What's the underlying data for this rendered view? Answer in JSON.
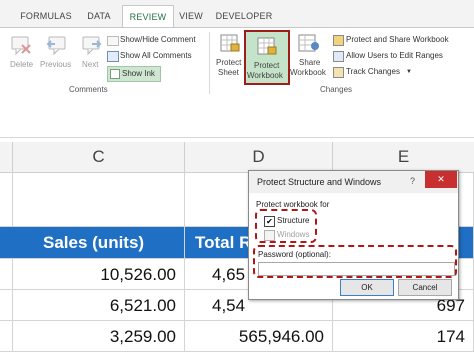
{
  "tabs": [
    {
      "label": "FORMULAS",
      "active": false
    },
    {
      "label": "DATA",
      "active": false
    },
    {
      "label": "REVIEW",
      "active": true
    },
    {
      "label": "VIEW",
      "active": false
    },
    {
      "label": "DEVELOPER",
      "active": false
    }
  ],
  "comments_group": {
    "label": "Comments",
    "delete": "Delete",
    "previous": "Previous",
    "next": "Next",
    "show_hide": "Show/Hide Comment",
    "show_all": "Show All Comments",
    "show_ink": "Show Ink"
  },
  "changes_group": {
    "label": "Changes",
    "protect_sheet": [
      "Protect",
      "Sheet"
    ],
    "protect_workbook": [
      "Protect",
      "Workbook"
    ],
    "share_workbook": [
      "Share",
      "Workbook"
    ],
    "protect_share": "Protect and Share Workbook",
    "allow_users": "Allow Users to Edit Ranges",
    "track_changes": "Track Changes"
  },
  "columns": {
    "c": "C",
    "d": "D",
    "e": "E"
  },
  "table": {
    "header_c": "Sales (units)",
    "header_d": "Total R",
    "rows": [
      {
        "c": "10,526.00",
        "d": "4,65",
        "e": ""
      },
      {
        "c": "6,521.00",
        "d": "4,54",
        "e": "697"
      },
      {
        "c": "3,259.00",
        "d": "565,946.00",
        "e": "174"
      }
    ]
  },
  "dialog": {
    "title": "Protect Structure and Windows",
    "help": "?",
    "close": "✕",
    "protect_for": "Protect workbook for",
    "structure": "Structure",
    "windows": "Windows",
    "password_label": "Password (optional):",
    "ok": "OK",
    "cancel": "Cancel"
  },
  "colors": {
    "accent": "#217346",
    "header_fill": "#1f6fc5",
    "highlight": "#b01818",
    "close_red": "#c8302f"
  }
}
==================================================
§ **Problem to work on**
Without including any picture, repeat the data exactly.

§ **Solution to this exercise**
What's the underlying data for this rendered view? Answer in JSON.
{
  "tabs": [
    {
      "label": "FORMULAS",
      "active": false
    },
    {
      "label": "DATA",
      "active": false
    },
    {
      "label": "REVIEW",
      "active": true
    },
    {
      "label": "VIEW",
      "active": false
    },
    {
      "label": "DEVELOPER",
      "active": false
    }
  ],
  "comments_group": {
    "label": "Comments",
    "delete": "Delete",
    "previous": "Previous",
    "next": "Next",
    "show_hide": "Show/Hide Comment",
    "show_all": "Show All Comments",
    "show_ink": "Show Ink"
  },
  "changes_group": {
    "label": "Changes",
    "protect_sheet": [
      "Protect",
      "Sheet"
    ],
    "protect_workbook": [
      "Protect",
      "Workbook"
    ],
    "share_workbook": [
      "Share",
      "Workbook"
    ],
    "protect_share": "Protect and Share Workbook",
    "allow_users": "Allow Users to Edit Ranges",
    "track_changes": "Track Changes"
  },
  "columns": {
    "c": "C",
    "d": "D",
    "e": "E"
  },
  "table": {
    "header_c": "Sales (units)",
    "header_d": "Total R",
    "rows": [
      {
        "c": "10,526.00",
        "d": "4,65",
        "e": ""
      },
      {
        "c": "6,521.00",
        "d": "4,54",
        "e": "697"
      },
      {
        "c": "3,259.00",
        "d": "565,946.00",
        "e": "174"
      }
    ]
  },
  "dialog": {
    "title": "Protect Structure and Windows",
    "help": "?",
    "close": "✕",
    "protect_for": "Protect workbook for",
    "structure": "Structure",
    "windows": "Windows",
    "password_label": "Password (optional):",
    "ok": "OK",
    "cancel": "Cancel"
  },
  "colors": {
    "accent": "#217346",
    "header_fill": "#1f6fc5",
    "highlight": "#b01818",
    "close_red": "#c8302f"
  }
}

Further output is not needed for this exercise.